Exercice proposé
Recopiez le passage de l'extrait sur les serres qui va de « Or, le meilleur » jusqu'à « serres, du Crystal Palace de Paxton. », en substituant « serres » à « verrières ».

Extrait
***
Or, le meilleur moyen de conserver ces « trésors verts » consiste à les faire éclore dans des verrières. Tout le monde souhaite en posséder. Les botanistes pour étudier les espèces de plantes et de fleurs, les horticulteurs pour les produire, et les puissants de ce monde pour séduire et charmer. La vogue des jardins d’hiver, botaniques ou aristocratiques, où l’on donne des fêtes sous des ramures exotiques, bat son plein dans le sillage du Crystal Palace.

La grande serre aux palmiers de Copenhague. Modernisée en 1980, cette serre de 94 mètres s’est inspirée entre autres serres, du Crystal Palace de Paxton.
x
© Adrien Buchet
La grande serre aux palmiers de Copenhague. Modernisée en 1980, cette serre de 94 mètres s’est inspirée du Crystal Palace de Paxton.

Architecture translucide

La réalisation d’une verrière implique des techniques de construction fondées sur des paramètres spécifiques. Depuis leur invention, les architectes n’ont cessé d’en améliorer les capacités d’isolation et de ventilation. En effet, la gestion du climat, de la lumière, de la température de l’air et de l’eau régit le fonctionnement de l’édifice destiné, surtout, à protéger du froid.
***
Données fournies
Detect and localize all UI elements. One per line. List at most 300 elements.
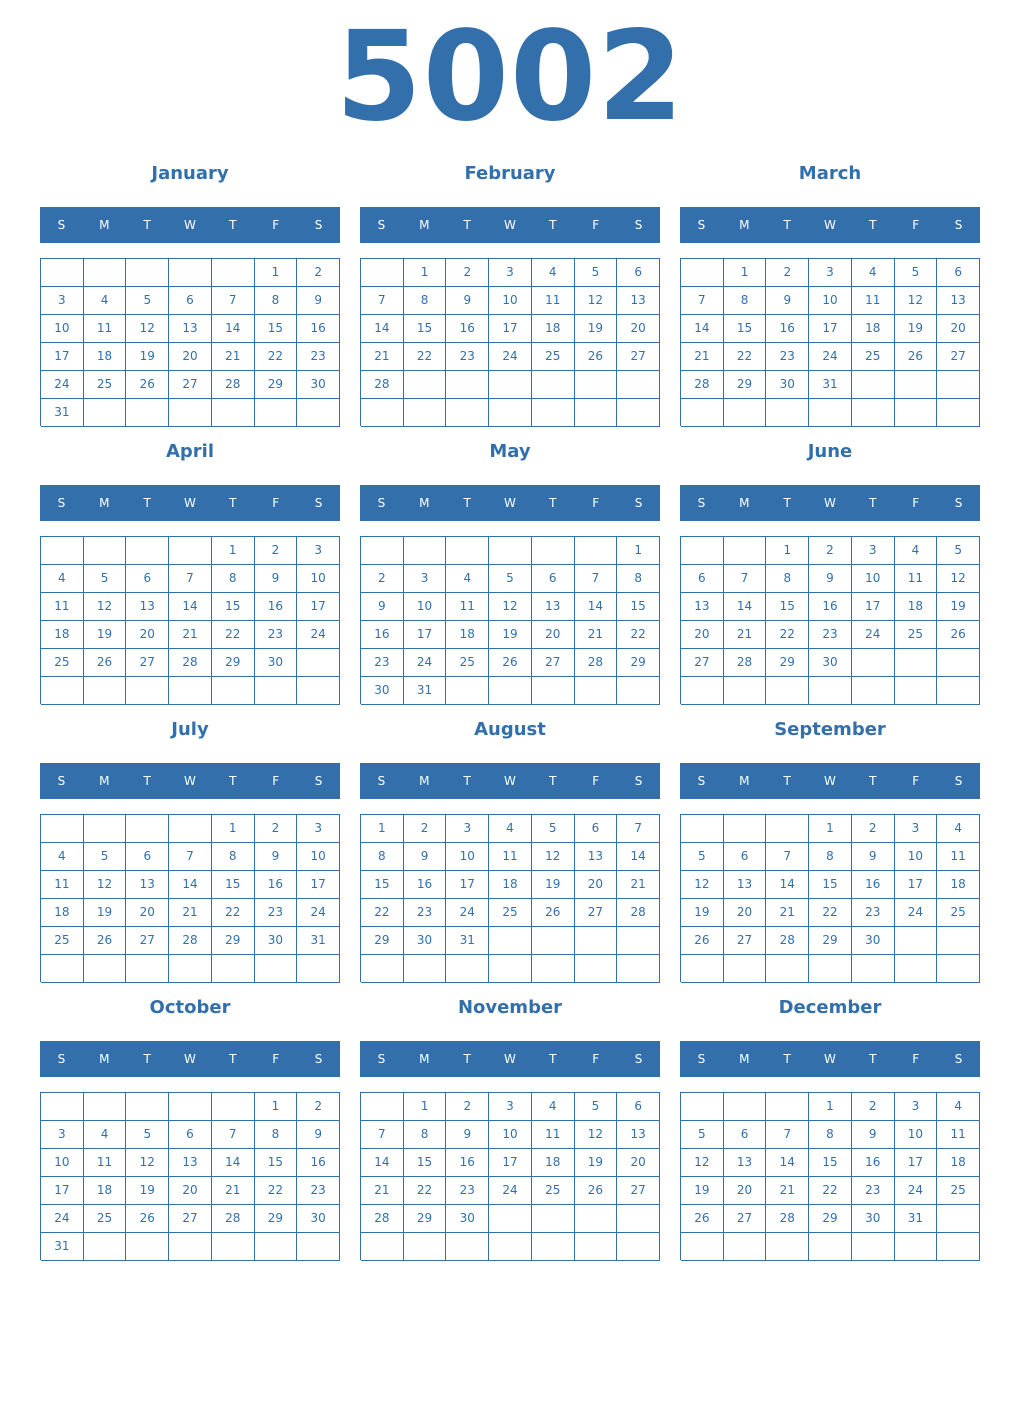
***
Réponse correcte
Or, le meilleur moyen de conserver ces « trésors verts » consiste à les faire éclore dans des serres. Tout le monde souhaite en posséder. Les botanistes pour étudier les espèces de plantes et de fleurs, les horticulteurs pour les produire, et les puissants de ce monde pour séduire et charmer. La vogue des jardins d’hiver, botaniques ou aristocratiques, où l’on donne des fêtes sous des ramures exotiques, bat son plein dans le sillage du Crystal Palace.

La grande serre aux palmiers de Copenhague. Modernisée en 1980, cette serre de 94 mètres s’est inspirée entre autres serres, du Crystal Palace de Paxton.